– Это делается вот так, – говорил Эрнест и размазывал пальцем белую мазь по своему носу и вокруг рта.
Это было лучшим средством от загара. Вид Эрнеста во всем его макияже на фоне черной палубы «Пилар», без сомнения, вызвал бы шок у любого незнакомца. И хотя этим мерам предосторожности мы следовали ежедневно, чувствительная кожа на носу Эрнеста продолжала обгорать. У него была большая склонность к загару, чем у остальных членов команды. Возможно, отчасти это было из-за того, что он время от времени отправлял нас посидеть в тени, а сам продолжал оставаться на солнцепеке. Или он посвящал рыбалке слишком много времени, так что кожа на его носу не успевала заживать.
14 июля, на годовщину взятия Бастилии, у Эрнеста было готово более двухсот страниц его новой книги, и он с великим нетерпением снова страстно желал побывать на Кубе. Карлос Гутиеррес, который багрил для него рыбу в течение трех лет рыбалки на Кубе, ежедневно посылал сводки в Ки-Уэст через гаванский паром. Он сообщал о ситуации в Гольфстриме и о коммерческой ловле марлина местными рыбаками.
Арнольд, он же Маэстро, уже совершил несколько выходов в район Гольфстрима и доказал свою выносливость, но ему еще предстояло научиться ходить по палубе судна, не теряя равновесия. Ни один человек не рождается с этой способностью, и балансирование на палубе небольшой лодки есть не что иное, как приобретенное только путем практики качество. Напряжение рук и ног Маэстро, когда он собирал себя в кулак, борясь с непредсказуемым движением моря, было достаточным для того, чтобы сердце любого наблюдателя выпрыгнуло из груди. Он постоянно боялся очередного падения на зад после очередного просчета. Все же он был настолько благонамеренным, что нравился всем окружающим, вызывая добрую симпатию. Он очень хотел увидеть Кубу и в итоге пошел, как самостоятельный член экипажа, когда 18 июля Эрнест принял окончательное решение отправиться в Гавану. Помощник капитана с парома выполнял обязанности штурмана. Но легкое с первого взгляда путешествие таило в себе опасности. Дважды они перегревали оба двигателя из-за того, что впускные патрубки системы охлаждения забивала присутствовавшая в водах Гольфстрима трава. Но с наступлением ночи судно все-таки достигло Гаваны.

◆ УСЛОВИЯ ЗАДАНИЯ
Повторите дословно фрагмент исходного отрывка, начиная со слов «14 июля, на» и заканчивая словами «марлина местными рыбаками.».

◆ ИСХОДНЫЕ МАТЕРИАЛЫ
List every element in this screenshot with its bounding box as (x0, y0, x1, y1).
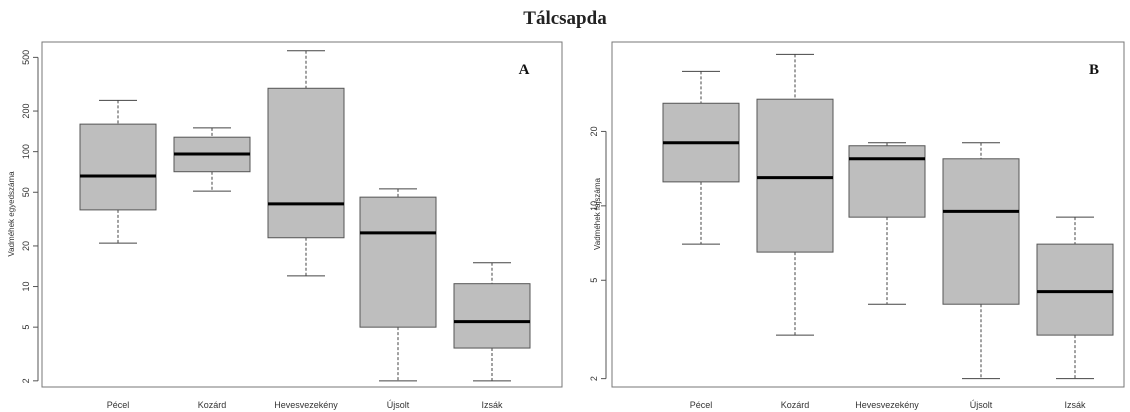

◆ РЕЗУЛЬТАТ ВЫПОЛНЕНИЯ
14 июля, на годовщину взятия Бастилии, у Эрнеста было готово более двухсот страниц его новой книги, и он с великим нетерпением снова страстно желал побывать на Кубе. Карлос Гутиеррес, который багрил для него рыбу в течение трех лет рыбалки на Кубе, ежедневно посылал сводки в Ки-Уэст через гаванский паром. Он сообщал о ситуации в Гольфстриме и о коммерческой ловле марлина местными рыбаками.